Will you quote all of the entries, word for word?
[start SUPPLIED ENTRIES]
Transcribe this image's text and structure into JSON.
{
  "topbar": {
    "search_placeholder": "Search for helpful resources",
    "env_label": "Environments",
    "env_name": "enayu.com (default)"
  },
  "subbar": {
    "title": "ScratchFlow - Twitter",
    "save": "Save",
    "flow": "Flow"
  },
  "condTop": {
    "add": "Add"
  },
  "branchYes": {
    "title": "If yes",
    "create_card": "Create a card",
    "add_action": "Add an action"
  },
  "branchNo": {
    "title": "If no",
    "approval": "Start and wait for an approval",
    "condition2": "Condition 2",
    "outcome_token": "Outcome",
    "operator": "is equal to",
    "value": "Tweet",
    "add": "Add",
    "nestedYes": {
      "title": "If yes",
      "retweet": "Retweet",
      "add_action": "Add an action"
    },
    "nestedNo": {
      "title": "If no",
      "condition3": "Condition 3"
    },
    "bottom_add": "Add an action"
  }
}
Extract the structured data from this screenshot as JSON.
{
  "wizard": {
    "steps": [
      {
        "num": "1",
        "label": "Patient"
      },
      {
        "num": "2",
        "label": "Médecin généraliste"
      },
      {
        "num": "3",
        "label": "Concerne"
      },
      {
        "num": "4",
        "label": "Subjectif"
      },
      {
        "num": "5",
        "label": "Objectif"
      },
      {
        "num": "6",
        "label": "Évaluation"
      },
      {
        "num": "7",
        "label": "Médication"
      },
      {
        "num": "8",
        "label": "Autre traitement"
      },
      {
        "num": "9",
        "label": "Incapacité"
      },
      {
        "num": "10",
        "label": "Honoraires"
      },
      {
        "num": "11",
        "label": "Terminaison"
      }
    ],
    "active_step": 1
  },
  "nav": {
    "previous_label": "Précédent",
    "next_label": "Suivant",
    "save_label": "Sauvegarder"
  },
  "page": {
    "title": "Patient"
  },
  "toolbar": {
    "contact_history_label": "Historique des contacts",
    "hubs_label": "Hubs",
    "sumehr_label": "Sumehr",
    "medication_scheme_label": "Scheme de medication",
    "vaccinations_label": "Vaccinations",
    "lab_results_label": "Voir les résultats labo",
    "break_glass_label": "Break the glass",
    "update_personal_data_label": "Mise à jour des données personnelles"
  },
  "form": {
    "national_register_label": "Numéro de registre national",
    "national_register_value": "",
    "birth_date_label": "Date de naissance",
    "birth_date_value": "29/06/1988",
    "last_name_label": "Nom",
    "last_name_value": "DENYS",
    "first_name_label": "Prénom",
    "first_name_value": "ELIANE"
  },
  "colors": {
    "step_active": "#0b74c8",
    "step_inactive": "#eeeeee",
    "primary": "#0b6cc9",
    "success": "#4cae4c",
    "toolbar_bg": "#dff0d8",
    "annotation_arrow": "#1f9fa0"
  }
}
[end SUPPLIED ENTRIES]
### RESPONSE TO THIS EXERCISE
Transcribe this image's text and structure into JSON.
{
  "topbar": {
    "search_placeholder": "Search for helpful resources",
    "env_label": "Environments",
    "env_name": "enayu.com (default)"
  },
  "subbar": {
    "title": "ScratchFlow - Twitter",
    "save": "Save",
    "flow": "Flow"
  },
  "condTop": {
    "add": "Add"
  },
  "branchYes": {
    "title": "If yes",
    "create_card": "Create a card",
    "add_action": "Add an action"
  },
  "branchNo": {
    "title": "If no",
    "approval": "Start and wait for an approval",
    "condition2": "Condition 2",
    "outcome_token": "Outcome",
    "operator": "is equal to",
    "value": "Tweet",
    "add": "Add",
    "nestedYes": {
      "title": "If yes",
      "retweet": "Retweet",
      "add_action": "Add an action"
    },
    "nestedNo": {
      "title": "If no",
      "condition3": "Condition 3"
    },
    "bottom_add": "Add an action"
  }
}
Extract the structured data from this screenshot as JSON.
{
  "wizard": {
    "steps": [
      {
        "num": "1",
        "label": "Patient"
      },
      {
        "num": "2",
        "label": "Médecin généraliste"
      },
      {
        "num": "3",
        "label": "Concerne"
      },
      {
        "num": "4",
        "label": "Subjectif"
      },
      {
        "num": "5",
        "label": "Objectif"
      },
      {
        "num": "6",
        "label": "Évaluation"
      },
      {
        "num": "7",
        "label": "Médication"
      },
      {
        "num": "8",
        "label": "Autre traitement"
      },
      {
        "num": "9",
        "label": "Incapacité"
      },
      {
        "num": "10",
        "label": "Honoraires"
      },
      {
        "num": "11",
        "label": "Terminaison"
      }
    ],
    "active_step": 1
  },
  "nav": {
    "previous_label": "Précédent",
    "next_label": "Suivant",
    "save_label": "Sauvegarder"
  },
  "page": {
    "title": "Patient"
  },
  "toolbar": {
    "contact_history_label": "Historique des contacts",
    "hubs_label": "Hubs",
    "sumehr_label": "Sumehr",
    "medication_scheme_label": "Scheme de medication",
    "vaccinations_label": "Vaccinations",
    "lab_results_label": "Voir les résultats labo",
    "break_glass_label": "Break the glass",
    "update_personal_data_label": "Mise à jour des données personnelles"
  },
  "form": {
    "national_register_label": "Numéro de registre national",
    "national_register_value": "",
    "birth_date_label": "Date de naissance",
    "birth_date_value": "29/06/1988",
    "last_name_label": "Nom",
    "last_name_value": "DENYS",
    "first_name_label": "Prénom",
    "first_name_value": "ELIANE"
  },
  "colors": {
    "step_active": "#0b74c8",
    "step_inactive": "#eeeeee",
    "primary": "#0b6cc9",
    "success": "#4cae4c",
    "toolbar_bg": "#dff0d8",
    "annotation_arrow": "#1f9fa0"
  }
}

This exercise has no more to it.